Gather each line containing the string "this" from these entries.

(Dataset entries)
________
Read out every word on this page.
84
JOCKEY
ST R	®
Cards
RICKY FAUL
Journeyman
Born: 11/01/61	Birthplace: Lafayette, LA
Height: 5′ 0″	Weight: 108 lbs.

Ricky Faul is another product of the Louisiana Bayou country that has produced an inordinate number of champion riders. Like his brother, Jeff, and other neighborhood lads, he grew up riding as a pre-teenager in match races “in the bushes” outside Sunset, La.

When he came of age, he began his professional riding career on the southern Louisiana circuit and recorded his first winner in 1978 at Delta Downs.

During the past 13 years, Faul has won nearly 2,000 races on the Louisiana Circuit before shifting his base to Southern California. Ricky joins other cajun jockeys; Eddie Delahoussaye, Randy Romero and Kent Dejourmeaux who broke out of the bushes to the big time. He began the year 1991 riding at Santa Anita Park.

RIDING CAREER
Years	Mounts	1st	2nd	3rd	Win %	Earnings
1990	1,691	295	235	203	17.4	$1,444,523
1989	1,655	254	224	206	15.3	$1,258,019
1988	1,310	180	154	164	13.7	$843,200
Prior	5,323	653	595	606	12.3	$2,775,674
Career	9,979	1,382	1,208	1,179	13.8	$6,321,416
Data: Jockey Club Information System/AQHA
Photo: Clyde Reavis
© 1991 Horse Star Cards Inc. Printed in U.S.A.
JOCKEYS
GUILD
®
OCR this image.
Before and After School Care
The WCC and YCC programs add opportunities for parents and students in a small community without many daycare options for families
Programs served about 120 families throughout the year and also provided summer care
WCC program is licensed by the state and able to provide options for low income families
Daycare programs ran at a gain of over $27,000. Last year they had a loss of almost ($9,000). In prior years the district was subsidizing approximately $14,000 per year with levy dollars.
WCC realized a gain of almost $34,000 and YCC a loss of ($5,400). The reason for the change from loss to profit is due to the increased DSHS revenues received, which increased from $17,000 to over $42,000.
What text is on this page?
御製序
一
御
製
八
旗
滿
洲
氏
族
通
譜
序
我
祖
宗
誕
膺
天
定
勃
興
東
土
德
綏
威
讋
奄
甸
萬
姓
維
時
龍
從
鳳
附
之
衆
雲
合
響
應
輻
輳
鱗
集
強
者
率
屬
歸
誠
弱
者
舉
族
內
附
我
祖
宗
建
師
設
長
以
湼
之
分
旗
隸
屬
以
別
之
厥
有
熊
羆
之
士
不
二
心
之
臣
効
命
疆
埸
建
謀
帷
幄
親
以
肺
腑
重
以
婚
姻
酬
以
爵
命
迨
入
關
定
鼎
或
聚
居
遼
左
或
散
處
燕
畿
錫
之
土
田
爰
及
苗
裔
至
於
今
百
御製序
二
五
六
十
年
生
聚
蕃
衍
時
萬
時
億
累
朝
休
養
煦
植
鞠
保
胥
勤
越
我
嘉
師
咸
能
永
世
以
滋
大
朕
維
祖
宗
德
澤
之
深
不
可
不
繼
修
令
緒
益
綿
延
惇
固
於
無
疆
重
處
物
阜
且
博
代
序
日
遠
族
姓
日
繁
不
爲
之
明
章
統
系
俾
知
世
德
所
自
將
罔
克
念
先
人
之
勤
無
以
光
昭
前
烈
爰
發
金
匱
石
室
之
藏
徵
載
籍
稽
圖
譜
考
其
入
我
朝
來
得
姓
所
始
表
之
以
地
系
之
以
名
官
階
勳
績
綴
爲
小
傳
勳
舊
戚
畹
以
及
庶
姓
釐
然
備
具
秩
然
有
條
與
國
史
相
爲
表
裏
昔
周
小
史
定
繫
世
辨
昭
________
ANSWER TO THE EXERCISE:
Read out every word on this page.
OCR this image.
What text is on this page?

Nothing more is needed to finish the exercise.